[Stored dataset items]
begin
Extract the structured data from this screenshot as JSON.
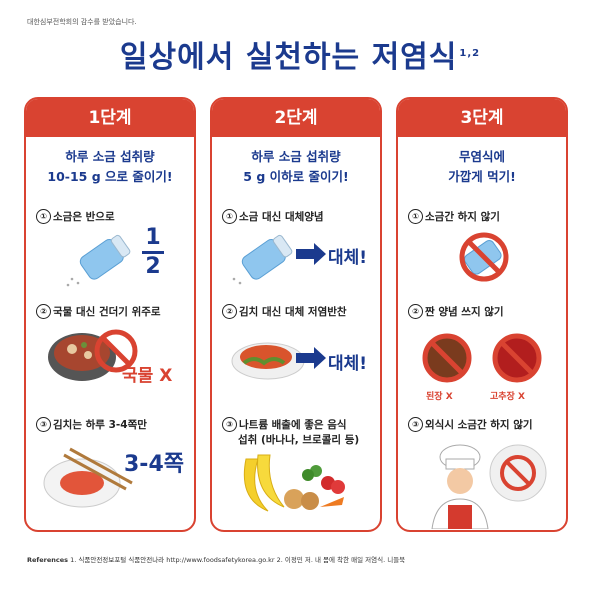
{
  "credit": "대한심부전학회의 감수를 받았습니다.",
  "title": "일상에서 실천하는 저염식",
  "title_sup": "1,2",
  "colors": {
    "accent_red": "#d94331",
    "brand_blue": "#1b3a8e"
  },
  "cards": [
    {
      "header": "1단계",
      "sub1": "하루 소금 섭취량",
      "sub2": "10-15 g 으로 줄이기!",
      "steps": [
        {
          "num": "①",
          "text": "소금은 반으로"
        },
        {
          "num": "②",
          "text": "국물 대신 건더기 위주로"
        },
        {
          "num": "③",
          "text": "김치는 하루 3-4쪽만"
        }
      ],
      "fraction_top": "1",
      "fraction_bottom": "2",
      "soup_label": "국물 X",
      "kimchi_label": "3-4쪽"
    },
    {
      "header": "2단계",
      "sub1": "하루 소금 섭취량",
      "sub2": "5 g 이하로 줄이기!",
      "steps": [
        {
          "num": "①",
          "text": "소금 대신 대체양념"
        },
        {
          "num": "②",
          "text": "김치 대신 대체 저염반찬"
        },
        {
          "num": "③",
          "text": "나트륨 배출에 좋은 음식"
        }
      ],
      "step3_line2": "섭취 (바나나, 브로콜리 등)",
      "replace_label": "대체!"
    },
    {
      "header": "3단계",
      "sub1": "무염식에",
      "sub2": "가깝게 먹기!",
      "steps": [
        {
          "num": "①",
          "text": "소금간 하지 않기"
        },
        {
          "num": "②",
          "text": "짠 양념 쓰지 않기"
        },
        {
          "num": "③",
          "text": "외식시 소금간 하지 않기"
        }
      ],
      "doenjang_label": "된장 X",
      "gochujang_label": "고추장 X"
    }
  ],
  "references_label": "References",
  "references_text": "1. 식품안전정보포털 식품안전나라 http://www.foodsafetykorea.go.kr 2. 이정민 저. 내 몸에 착한 매일 저염식. 니들북"
}
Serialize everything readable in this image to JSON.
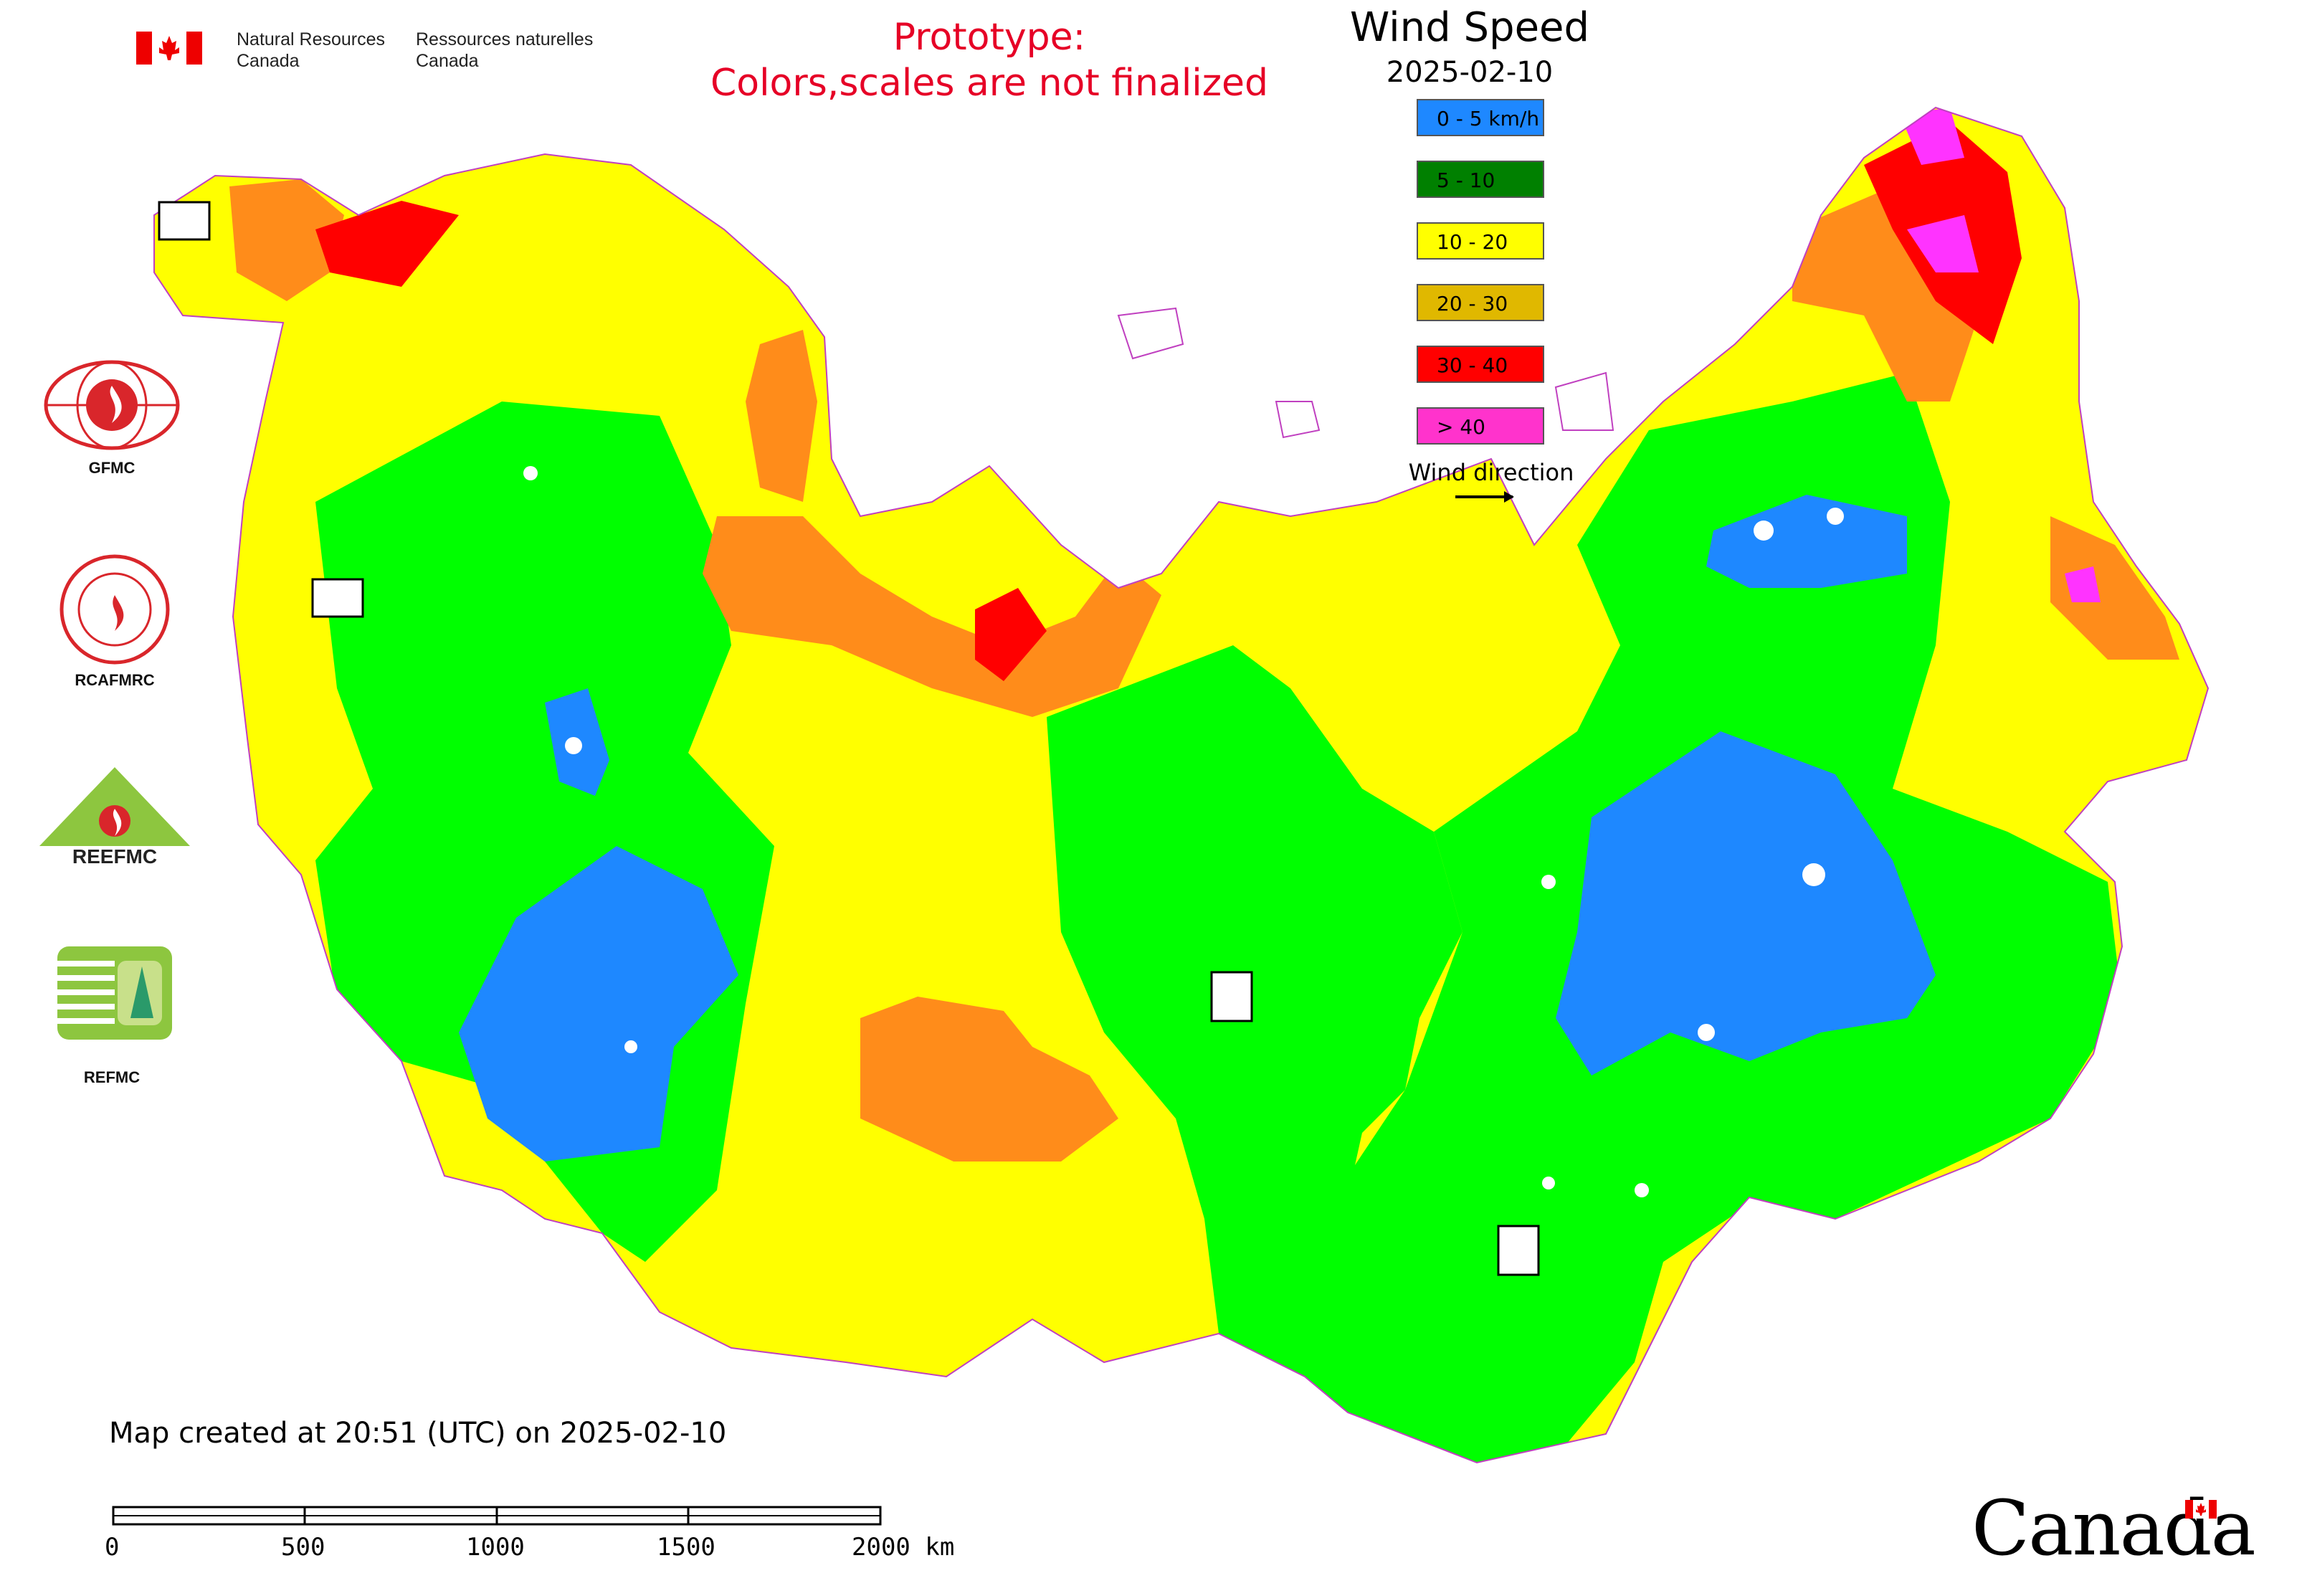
{
  "header": {
    "nrcan_en_1": "Natural Resources",
    "nrcan_en_2": "Canada",
    "nrcan_fr_1": "Ressources naturelles",
    "nrcan_fr_2": "Canada",
    "prototype_line1": "Prototype:",
    "prototype_line2": "Colors,scales are not finalized"
  },
  "map": {
    "title": "Wind Speed",
    "date": "2025-02-10",
    "created_note": "Map created at 20:51 (UTC) on 2025-02-10",
    "wind_direction_label": "Wind direction"
  },
  "legend": [
    {
      "label": "0 - 5 km/h",
      "color": "#1e88ff"
    },
    {
      "label": "5 - 10",
      "color": "#008000"
    },
    {
      "label": "10 - 20",
      "color": "#ffff00"
    },
    {
      "label": "20 - 30",
      "color": "#e0b800"
    },
    {
      "label": "30 - 40",
      "color": "#ff0000"
    },
    {
      "label": "> 40",
      "color": "#ff33cc"
    }
  ],
  "zone_colors": {
    "calm": "#1e88ff",
    "light": "#00ff00",
    "moderate": "#ffff00",
    "fresh": "#ff8c1a",
    "strong": "#ff0000",
    "gale": "#ff33ff"
  },
  "organizations": [
    {
      "label": "GFMC",
      "icon": "gfmc-flame-globe-logo"
    },
    {
      "label": "RCAFMRC",
      "icon": "rcafmrc-round-seal-logo"
    },
    {
      "label": "REEFMC",
      "icon": "reefmc-triangle-logo"
    },
    {
      "label": "REFMC",
      "icon": "refmc-sigma-logo"
    }
  ],
  "scale_bar": {
    "ticks": [
      "0",
      "500",
      "1000",
      "1500",
      "2000 km"
    ]
  },
  "footer": {
    "wordmark": "Canada"
  }
}
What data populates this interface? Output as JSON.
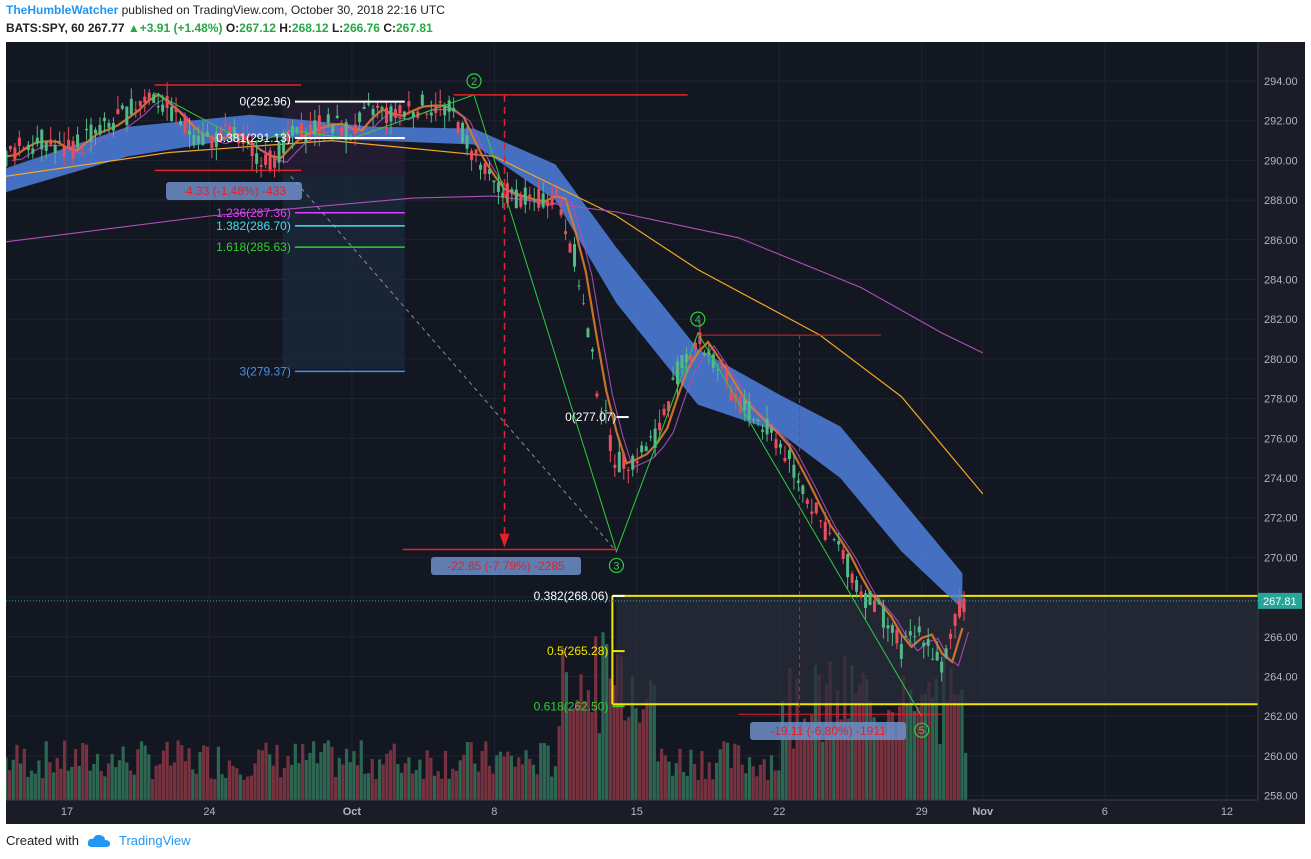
{
  "header": {
    "author": "TheHumbleWatcher",
    "published": "published on TradingView.com, October 30, 2018 22:16 UTC"
  },
  "symbol_bar": {
    "symbol": "BATS:SPY, 60",
    "last": "267.77",
    "change": "+3.91 (+1.48%)",
    "o_label": "O:",
    "o": "267.12",
    "h_label": "H:",
    "h": "268.12",
    "l_label": "L:",
    "l": "266.76",
    "c_label": "C:",
    "c": "267.81"
  },
  "footer": {
    "created_with": "Created with",
    "brand": "TradingView"
  },
  "colors": {
    "up": "#53b987",
    "down": "#eb4d5c",
    "ribbon": "#4f7fdc",
    "ma_orange": "#f5a623",
    "ma_purple": "#b04fb8",
    "zone_yellow": "#f2e600",
    "price_tag": "#26a69a"
  },
  "chart_data": {
    "type": "candlestick",
    "symbol": "BATS:SPY",
    "interval": "60",
    "ylim": [
      258,
      295
    ],
    "y_ticks": [
      "294.00",
      "292.00",
      "290.00",
      "288.00",
      "286.00",
      "284.00",
      "282.00",
      "280.00",
      "278.00",
      "276.00",
      "274.00",
      "272.00",
      "270.00",
      "268.00",
      "266.00",
      "264.00",
      "262.00",
      "260.00",
      "258.00"
    ],
    "x_ticks": [
      {
        "label": "17",
        "t": 17
      },
      {
        "label": "24",
        "t": 24
      },
      {
        "label": "Oct",
        "t": 31
      },
      {
        "label": "8",
        "t": 38
      },
      {
        "label": "15",
        "t": 45
      },
      {
        "label": "22",
        "t": 52
      },
      {
        "label": "29",
        "t": 59
      },
      {
        "label": "Nov",
        "t": 62
      },
      {
        "label": "6",
        "t": 68
      },
      {
        "label": "12",
        "t": 74
      }
    ],
    "t_range": [
      14,
      76
    ],
    "last_price_tag": "267.81",
    "last_price": 267.81,
    "price_path": [
      [
        14,
        290.2
      ],
      [
        15,
        290.9
      ],
      [
        16,
        291.0
      ],
      [
        17,
        290.4
      ],
      [
        18,
        291.3
      ],
      [
        19,
        291.7
      ],
      [
        20,
        292.4
      ],
      [
        21,
        293.4
      ],
      [
        22,
        292.6
      ],
      [
        23,
        291.5
      ],
      [
        24,
        291.0
      ],
      [
        25,
        291.4
      ],
      [
        26,
        290.6
      ],
      [
        27,
        290.0
      ],
      [
        28,
        291.1
      ],
      [
        29,
        291.6
      ],
      [
        30,
        291.9
      ],
      [
        31,
        291.4
      ],
      [
        32,
        292.6
      ],
      [
        33,
        292.2
      ],
      [
        34,
        292.7
      ],
      [
        35,
        292.8
      ],
      [
        36,
        292.4
      ],
      [
        37,
        290.2
      ],
      [
        38,
        288.6
      ],
      [
        39,
        288.2
      ],
      [
        40,
        287.9
      ],
      [
        41,
        288.4
      ],
      [
        42,
        285.0
      ],
      [
        43,
        278.8
      ],
      [
        44,
        274.7
      ],
      [
        45,
        275.1
      ],
      [
        46,
        276.2
      ],
      [
        47,
        279.3
      ],
      [
        48,
        281.0
      ],
      [
        49,
        279.5
      ],
      [
        50,
        277.8
      ],
      [
        51,
        276.8
      ],
      [
        52,
        275.8
      ],
      [
        53,
        273.9
      ],
      [
        54,
        271.8
      ],
      [
        55,
        270.3
      ],
      [
        56,
        268.3
      ],
      [
        57,
        267.2
      ],
      [
        58,
        265.4
      ],
      [
        59,
        266.3
      ],
      [
        60,
        264.4
      ],
      [
        61,
        267.8
      ]
    ],
    "ribbon_upper": [
      [
        14,
        289.6
      ],
      [
        20,
        291.7
      ],
      [
        26,
        292.3
      ],
      [
        32,
        291.7
      ],
      [
        37,
        291.6
      ],
      [
        41,
        289.8
      ],
      [
        44,
        285.6
      ],
      [
        48,
        280.5
      ],
      [
        52,
        278.2
      ],
      [
        55,
        276.6
      ],
      [
        58,
        272.9
      ],
      [
        61,
        269.2
      ]
    ],
    "ribbon_lower": [
      [
        14,
        288.4
      ],
      [
        20,
        290.2
      ],
      [
        26,
        291.2
      ],
      [
        32,
        291.0
      ],
      [
        37,
        290.8
      ],
      [
        41,
        288.0
      ],
      [
        44,
        282.8
      ],
      [
        48,
        277.7
      ],
      [
        52,
        276.3
      ],
      [
        55,
        274.0
      ],
      [
        58,
        270.3
      ],
      [
        61,
        267.4
      ]
    ],
    "ma_long": [
      [
        14,
        289.2
      ],
      [
        22,
        290.4
      ],
      [
        30,
        291.0
      ],
      [
        38,
        290.2
      ],
      [
        44,
        287.2
      ],
      [
        48,
        284.5
      ],
      [
        54,
        281.2
      ],
      [
        58,
        278.1
      ],
      [
        62,
        273.2
      ]
    ],
    "ma_200": [
      [
        14,
        285.9
      ],
      [
        24,
        287.2
      ],
      [
        34,
        288.1
      ],
      [
        38,
        288.2
      ],
      [
        44,
        287.4
      ],
      [
        50,
        286.1
      ],
      [
        56,
        283.6
      ],
      [
        60,
        281.3
      ],
      [
        62,
        280.3
      ]
    ],
    "elliott_waves": [
      {
        "label": "2",
        "t": 37,
        "p": 293.3
      },
      {
        "label": "3",
        "t": 44,
        "p": 270.3
      },
      {
        "label": "4",
        "t": 48,
        "p": 281.3
      },
      {
        "label": "5",
        "t": 59,
        "p": 262.0
      }
    ],
    "fib_extension_levels": [
      {
        "label": "0(292.96)",
        "value": 292.96,
        "color": "#ffffff"
      },
      {
        "label": "0.381(291.13)",
        "value": 291.13,
        "color": "#ffffff"
      },
      {
        "label": "1.236(287.36)",
        "value": 287.36,
        "color": "#e040fb"
      },
      {
        "label": "1.382(286.70)",
        "value": 286.7,
        "color": "#40e0f0"
      },
      {
        "label": "1.618(285.63)",
        "value": 285.63,
        "color": "#30d030"
      },
      {
        "label": "3(279.37)",
        "value": 279.37,
        "color": "#4a90e2"
      }
    ],
    "fib_wave4_level": {
      "label": "0(277.07)",
      "value": 277.07
    },
    "fib_retracements": [
      {
        "label": "0.382(268.06)",
        "value": 268.06,
        "color": "#ffffff"
      },
      {
        "label": "0.5(265.28)",
        "value": 265.28,
        "color": "#f2e600"
      },
      {
        "label": "0.618(262.50)",
        "value": 262.5,
        "color": "#30d030"
      }
    ],
    "measurements": [
      {
        "label": "-4.33 (-1.48%) -433"
      },
      {
        "label": "-22.85 (-7.79%) -2285"
      },
      {
        "label": "-19.11 (-6.80%) -1911"
      }
    ],
    "support_zone": {
      "top": 268.06,
      "bottom": 262.6
    },
    "volume": "volume histogram, green = up bar, red = down bar"
  }
}
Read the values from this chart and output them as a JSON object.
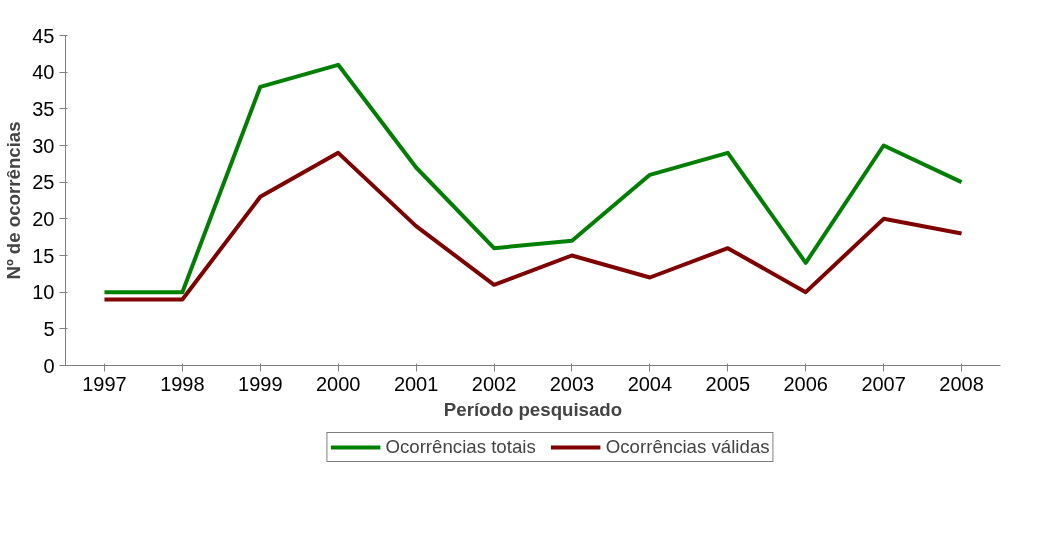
{
  "chart_data": {
    "type": "line",
    "xlabel": "Período pesquisado",
    "ylabel": "Nº de ocorrências",
    "categories": [
      "1997",
      "1998",
      "1999",
      "2000",
      "2001",
      "2002",
      "2003",
      "2004",
      "2005",
      "2006",
      "2007",
      "2008"
    ],
    "series": [
      {
        "name": "Ocorrências totais",
        "color": "#008000",
        "values": [
          10,
          10,
          38,
          41,
          27,
          16,
          17,
          26,
          29,
          14,
          30,
          25
        ]
      },
      {
        "name": "Ocorrências válidas",
        "color": "#800000",
        "values": [
          9,
          9,
          23,
          29,
          19,
          11,
          15,
          12,
          16,
          10,
          20,
          18
        ]
      }
    ],
    "ylim": [
      0,
      45
    ],
    "yticks": [
      0,
      5,
      10,
      15,
      20,
      25,
      30,
      35,
      40,
      45
    ],
    "grid": false,
    "legend": "bottom",
    "marker": "none",
    "line_style": "solid"
  }
}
end
Write out exactly the lines from the line holding "Read the values" through the last line of the records above, inclusive, and nothing more. Leave out the pictures.

Read the values from this chart and output them as a JSON object.
{
  "chart_data": {
    "type": "line",
    "xlabel": "Período pesquisado",
    "ylabel": "Nº de ocorrências",
    "categories": [
      "1997",
      "1998",
      "1999",
      "2000",
      "2001",
      "2002",
      "2003",
      "2004",
      "2005",
      "2006",
      "2007",
      "2008"
    ],
    "series": [
      {
        "name": "Ocorrências totais",
        "color": "#008000",
        "values": [
          10,
          10,
          38,
          41,
          27,
          16,
          17,
          26,
          29,
          14,
          30,
          25
        ]
      },
      {
        "name": "Ocorrências válidas",
        "color": "#800000",
        "values": [
          9,
          9,
          23,
          29,
          19,
          11,
          15,
          12,
          16,
          10,
          20,
          18
        ]
      }
    ],
    "ylim": [
      0,
      45
    ],
    "yticks": [
      0,
      5,
      10,
      15,
      20,
      25,
      30,
      35,
      40,
      45
    ],
    "grid": false,
    "legend": "bottom",
    "marker": "none",
    "line_style": "solid"
  }
}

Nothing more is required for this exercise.